Reproduce the listing exactly, with no pictures in your copy.

Items from a dataset
......
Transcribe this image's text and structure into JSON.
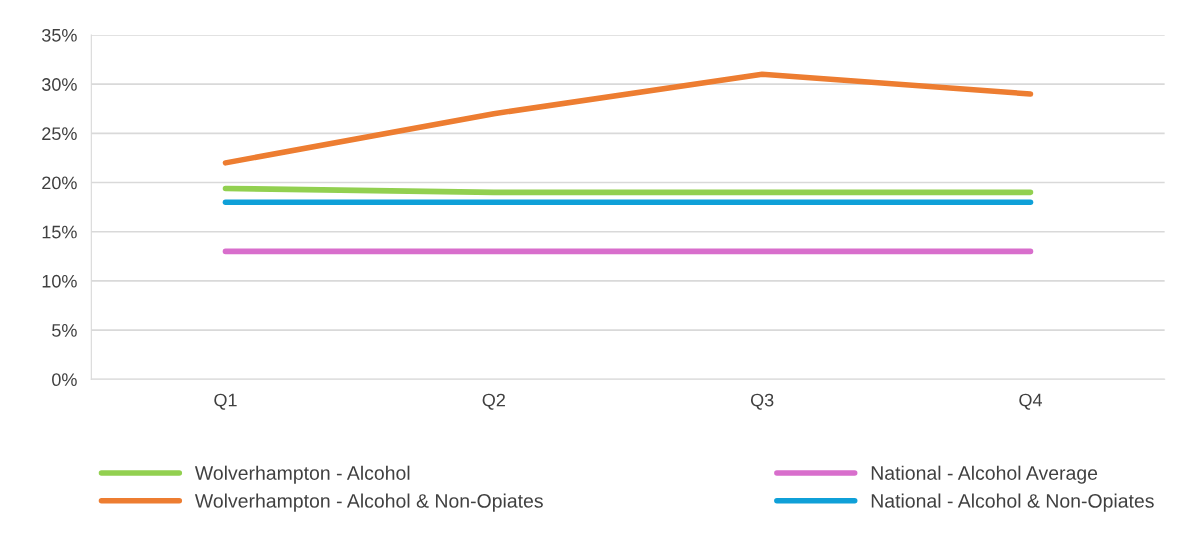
{
  "chart_data": {
    "type": "line",
    "categories": [
      "Q1",
      "Q2",
      "Q3",
      "Q4"
    ],
    "series": [
      {
        "name": "Wolverhampton - Alcohol",
        "color": "#92d050",
        "values": [
          19.4,
          19,
          19,
          19
        ]
      },
      {
        "name": "Wolverhampton - Alcohol & Non-Opiates",
        "color": "#ed7d31",
        "values": [
          22,
          27,
          31,
          29
        ]
      },
      {
        "name": "National - Alcohol Average",
        "color": "#d86ecc",
        "values": [
          13,
          13,
          13,
          13
        ]
      },
      {
        "name": "National - Alcohol & Non-Opiates",
        "color": "#0fa0d8",
        "values": [
          18,
          18,
          18,
          18
        ]
      }
    ],
    "ylim": [
      0,
      35
    ],
    "yticks": [
      {
        "value": 0,
        "label": "0%"
      },
      {
        "value": 5,
        "label": "5%"
      },
      {
        "value": 10,
        "label": "10%"
      },
      {
        "value": 15,
        "label": "15%"
      },
      {
        "value": 20,
        "label": "20%"
      },
      {
        "value": 25,
        "label": "25%"
      },
      {
        "value": 30,
        "label": "30%"
      },
      {
        "value": 35,
        "label": "35%"
      }
    ],
    "grid": "y",
    "legend": "bottom",
    "marker": "none",
    "line_style": "solid"
  }
}
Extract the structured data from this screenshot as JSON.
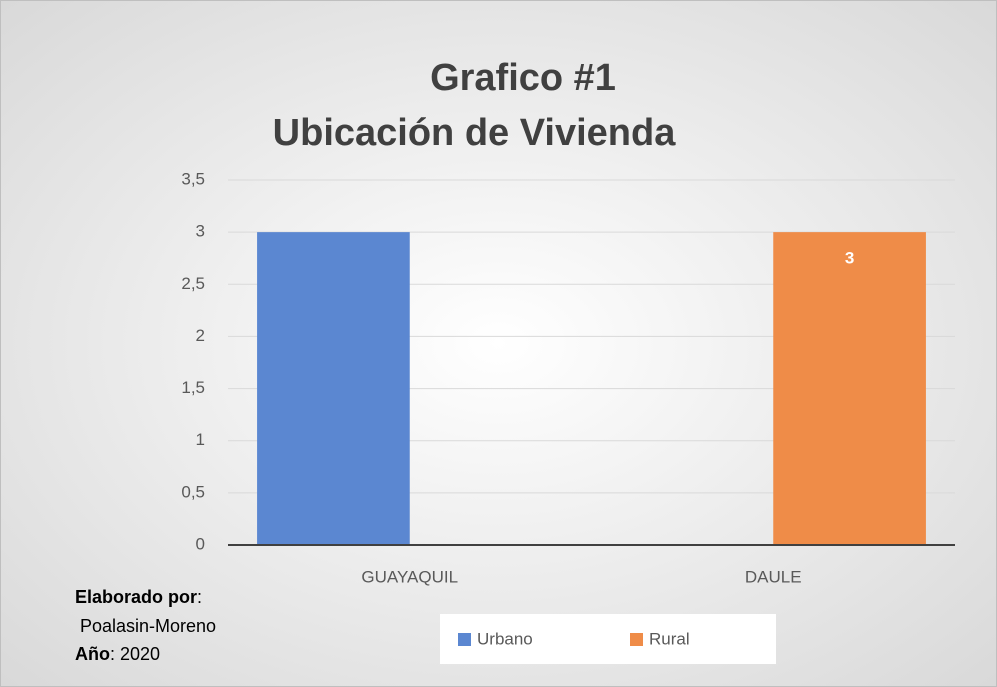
{
  "chart_data": {
    "type": "bar",
    "title": [
      "Grafico #1",
      "Ubicación de Vivienda"
    ],
    "categories": [
      "GUAYAQUIL",
      "DAULE"
    ],
    "series": [
      {
        "name": "Urbano",
        "color": "#5b87d1",
        "values": [
          3,
          null
        ]
      },
      {
        "name": "Rural",
        "color": "#ef8c48",
        "values": [
          null,
          3
        ],
        "data_labels": true
      }
    ],
    "ylim": [
      0,
      3.5
    ],
    "yticks": [
      0,
      {
        "value": 0.5,
        "label": "0,5"
      },
      1,
      {
        "value": 1.5,
        "label": "1,5"
      },
      2,
      {
        "value": 2.5,
        "label": "2,5"
      },
      3,
      {
        "value": 3.5,
        "label": "3,5"
      }
    ],
    "grid": true,
    "legend": "bottom",
    "notes": [
      {
        "bold": "Elaborado por",
        "text": ":"
      },
      {
        "text": "Poalasin-Moreno"
      },
      {
        "bold": "Año",
        "text": ": 2020"
      }
    ]
  }
}
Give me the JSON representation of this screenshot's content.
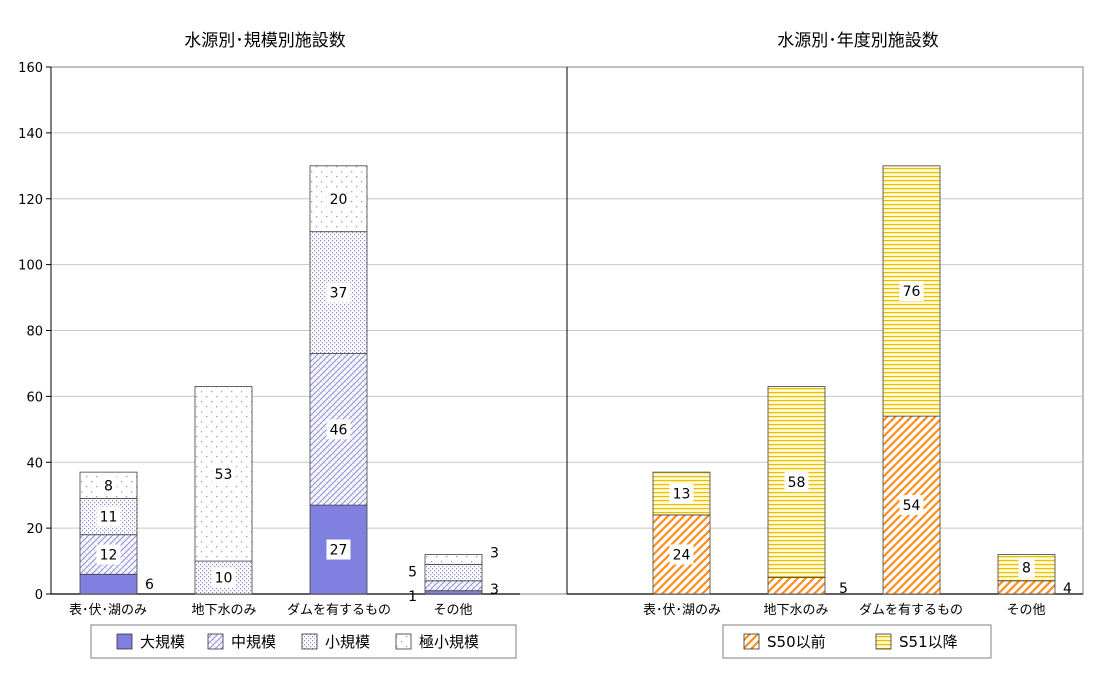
{
  "chart_data": [
    {
      "type": "bar",
      "stacked": true,
      "title": "水源別･規模別施設数",
      "categories": [
        "表･伏･湖のみ",
        "地下水のみ",
        "ダムを有するもの",
        "その他"
      ],
      "series": [
        {
          "name": "大規模",
          "values": [
            6,
            0,
            27,
            1
          ],
          "value_labels": [
            "6",
            "",
            "27",
            "1"
          ]
        },
        {
          "name": "中規模",
          "values": [
            12,
            0,
            46,
            3
          ],
          "value_labels": [
            "12",
            "",
            "46",
            "3"
          ]
        },
        {
          "name": "小規模",
          "values": [
            11,
            10,
            37,
            5
          ],
          "value_labels": [
            "11",
            "10",
            "37",
            "5"
          ]
        },
        {
          "name": "極小規模",
          "values": [
            8,
            53,
            20,
            3
          ],
          "value_labels": [
            "8",
            "53",
            "20",
            "3"
          ]
        }
      ],
      "ylim": [
        0,
        160
      ],
      "yticks": [
        "0",
        "20",
        "40",
        "60",
        "80",
        "100",
        "120",
        "140",
        "160"
      ],
      "grid": true,
      "legend": "bottom"
    },
    {
      "type": "bar",
      "stacked": true,
      "title": "水源別･年度別施設数",
      "categories": [
        "表･伏･湖のみ",
        "地下水のみ",
        "ダムを有するもの",
        "その他"
      ],
      "series": [
        {
          "name": "S50以前",
          "values": [
            24,
            5,
            54,
            4
          ],
          "value_labels": [
            "24",
            "5",
            "54",
            "4"
          ]
        },
        {
          "name": "S51以降",
          "values": [
            13,
            58,
            76,
            8
          ],
          "value_labels": [
            "13",
            "58",
            "76",
            "8"
          ]
        }
      ],
      "ylim": [
        0,
        160
      ],
      "grid": true,
      "legend": "bottom"
    }
  ],
  "colors": {
    "large": "#8080e0",
    "medium_pattern": "#8a8ad8",
    "small_pattern": "#8a8ad8",
    "tiny_pattern": "#9a9ad8",
    "s50_hatch": "#ff8c1a",
    "s51_line": "#e8c000",
    "s51_fill": "#fff8d0",
    "grid": "#c8c8c8",
    "frame": "#808080"
  }
}
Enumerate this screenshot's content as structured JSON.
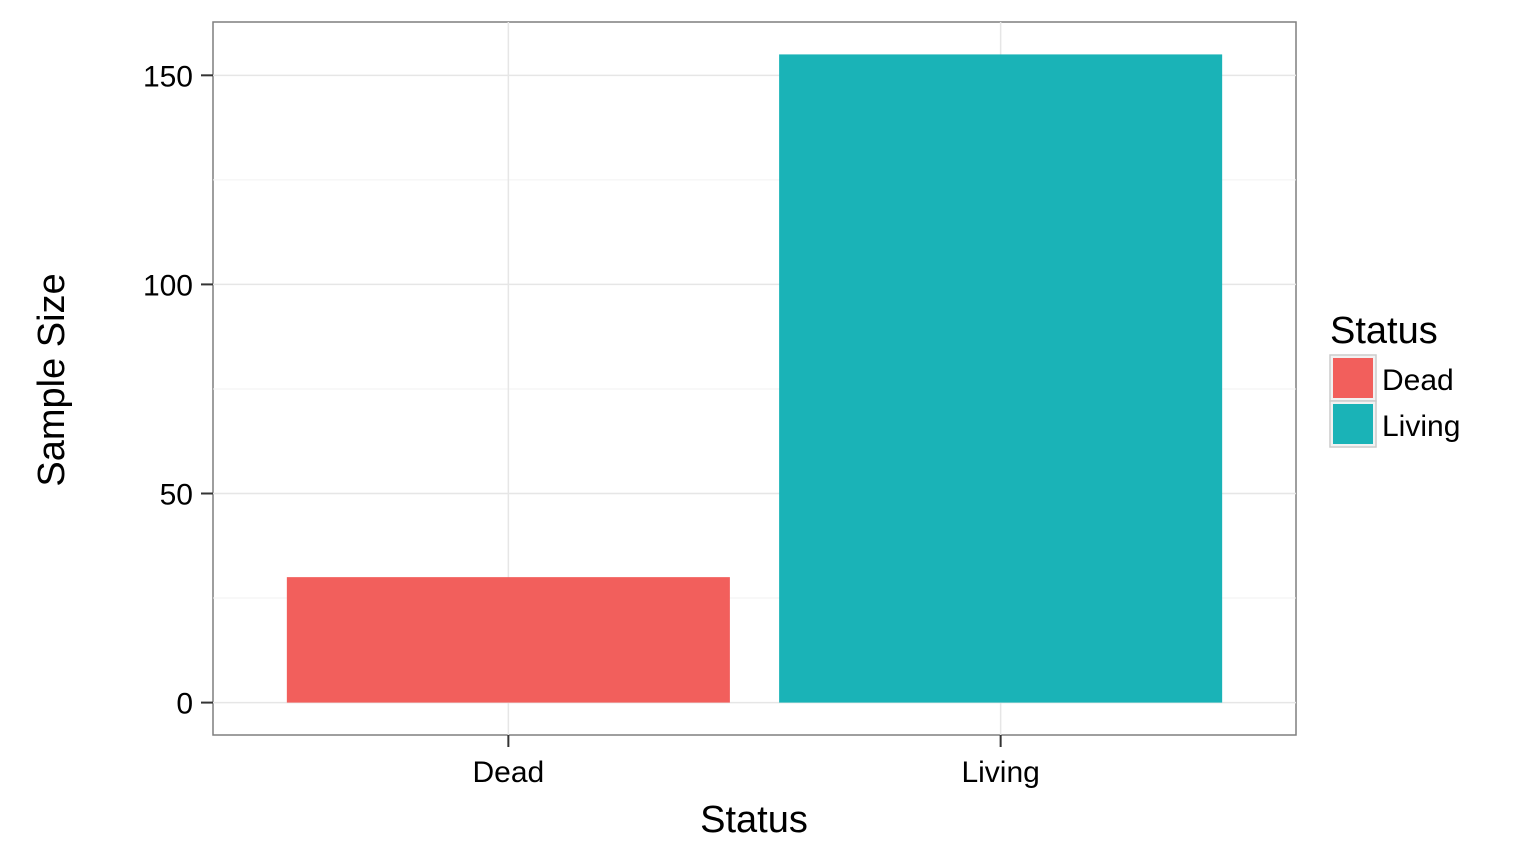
{
  "chart_data": {
    "type": "bar",
    "categories": [
      "Dead",
      "Living"
    ],
    "values": [
      30,
      155
    ],
    "colors": [
      "#F25F5C",
      "#1AB3B7"
    ],
    "xlabel": "Status",
    "ylabel": "Sample Size",
    "ylim": [
      -7.75,
      162.75
    ],
    "yticks": [
      0,
      50,
      100,
      150
    ],
    "ytick_labels": [
      "0",
      "50",
      "100",
      "150"
    ],
    "grid": true,
    "legend": {
      "title": "Status",
      "placement": "right",
      "items": [
        {
          "label": "Dead",
          "color": "#F25F5C"
        },
        {
          "label": "Living",
          "color": "#1AB3B7"
        }
      ]
    }
  }
}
......
Result of the task:
Transcribe this image's text and structure into JSON.
{
  "chart_data": {
    "type": "line",
    "categories": [
      "Q1",
      "Q2",
      "Q3",
      "Q4"
    ],
    "series": [
      {
        "name": "Wolverhampton - Alcohol",
        "color": "#92d050",
        "values": [
          19.4,
          19,
          19,
          19
        ]
      },
      {
        "name": "Wolverhampton - Alcohol & Non-Opiates",
        "color": "#ed7d31",
        "values": [
          22,
          27,
          31,
          29
        ]
      },
      {
        "name": "National - Alcohol Average",
        "color": "#d86ecc",
        "values": [
          13,
          13,
          13,
          13
        ]
      },
      {
        "name": "National - Alcohol & Non-Opiates",
        "color": "#0fa0d8",
        "values": [
          18,
          18,
          18,
          18
        ]
      }
    ],
    "ylim": [
      0,
      35
    ],
    "yticks": [
      {
        "value": 0,
        "label": "0%"
      },
      {
        "value": 5,
        "label": "5%"
      },
      {
        "value": 10,
        "label": "10%"
      },
      {
        "value": 15,
        "label": "15%"
      },
      {
        "value": 20,
        "label": "20%"
      },
      {
        "value": 25,
        "label": "25%"
      },
      {
        "value": 30,
        "label": "30%"
      },
      {
        "value": 35,
        "label": "35%"
      }
    ],
    "grid": "y",
    "legend": "bottom",
    "marker": "none",
    "line_style": "solid"
  }
}
Extract the structured data from this screenshot as JSON.
{
  "chart_data": {
    "type": "bar",
    "title": [
      "Grafico #1",
      "Ubicación de Vivienda"
    ],
    "categories": [
      "GUAYAQUIL",
      "DAULE"
    ],
    "series": [
      {
        "name": "Urbano",
        "color": "#5b87d1",
        "values": [
          3,
          null
        ]
      },
      {
        "name": "Rural",
        "color": "#ef8c48",
        "values": [
          null,
          3
        ],
        "data_labels": true
      }
    ],
    "ylim": [
      0,
      3.5
    ],
    "yticks": [
      0,
      {
        "value": 0.5,
        "label": "0,5"
      },
      1,
      {
        "value": 1.5,
        "label": "1,5"
      },
      2,
      {
        "value": 2.5,
        "label": "2,5"
      },
      3,
      {
        "value": 3.5,
        "label": "3,5"
      }
    ],
    "grid": true,
    "legend": "bottom",
    "notes": [
      {
        "bold": "Elaborado por",
        "text": ":"
      },
      {
        "text": "Poalasin-Moreno"
      },
      {
        "bold": "Año",
        "text": ": 2020"
      }
    ]
  }
}
Give me the JSON representation of this screenshot's content.
{
  "chart_data": [
    {
      "type": "bar",
      "stacked": true,
      "title": "水源別･規模別施設数",
      "categories": [
        "表･伏･湖のみ",
        "地下水のみ",
        "ダムを有するもの",
        "その他"
      ],
      "series": [
        {
          "name": "大規模",
          "values": [
            6,
            0,
            27,
            1
          ],
          "value_labels": [
            "6",
            "",
            "27",
            "1"
          ]
        },
        {
          "name": "中規模",
          "values": [
            12,
            0,
            46,
            3
          ],
          "value_labels": [
            "12",
            "",
            "46",
            "3"
          ]
        },
        {
          "name": "小規模",
          "values": [
            11,
            10,
            37,
            5
          ],
          "value_labels": [
            "11",
            "10",
            "37",
            "5"
          ]
        },
        {
          "name": "極小規模",
          "values": [
            8,
            53,
            20,
            3
          ],
          "value_labels": [
            "8",
            "53",
            "20",
            "3"
          ]
        }
      ],
      "ylim": [
        0,
        160
      ],
      "yticks": [
        "0",
        "20",
        "40",
        "60",
        "80",
        "100",
        "120",
        "140",
        "160"
      ],
      "grid": true,
      "legend": "bottom"
    },
    {
      "type": "bar",
      "stacked": true,
      "title": "水源別･年度別施設数",
      "categories": [
        "表･伏･湖のみ",
        "地下水のみ",
        "ダムを有するもの",
        "その他"
      ],
      "series": [
        {
          "name": "S50以前",
          "values": [
            24,
            5,
            54,
            4
          ],
          "value_labels": [
            "24",
            "5",
            "54",
            "4"
          ]
        },
        {
          "name": "S51以降",
          "values": [
            13,
            58,
            76,
            8
          ],
          "value_labels": [
            "13",
            "58",
            "76",
            "8"
          ]
        }
      ],
      "ylim": [
        0,
        160
      ],
      "grid": true,
      "legend": "bottom"
    }
  ],
  "colors": {
    "large": "#8080e0",
    "medium_pattern": "#8a8ad8",
    "small_pattern": "#8a8ad8",
    "tiny_pattern": "#9a9ad8",
    "s50_hatch": "#ff8c1a",
    "s51_line": "#e8c000",
    "s51_fill": "#fff8d0",
    "grid": "#c8c8c8",
    "frame": "#808080"
  }
}
Enumerate this screenshot's content as structured JSON.
{
  "chart_data": {
    "type": "bar",
    "categories": [
      "Dead",
      "Living"
    ],
    "values": [
      30,
      155
    ],
    "colors": [
      "#F25F5C",
      "#1AB3B7"
    ],
    "xlabel": "Status",
    "ylabel": "Sample Size",
    "ylim": [
      -7.75,
      162.75
    ],
    "yticks": [
      0,
      50,
      100,
      150
    ],
    "ytick_labels": [
      "0",
      "50",
      "100",
      "150"
    ],
    "grid": true,
    "legend": {
      "title": "Status",
      "placement": "right",
      "items": [
        {
          "label": "Dead",
          "color": "#F25F5C"
        },
        {
          "label": "Living",
          "color": "#1AB3B7"
        }
      ]
    }
  }
}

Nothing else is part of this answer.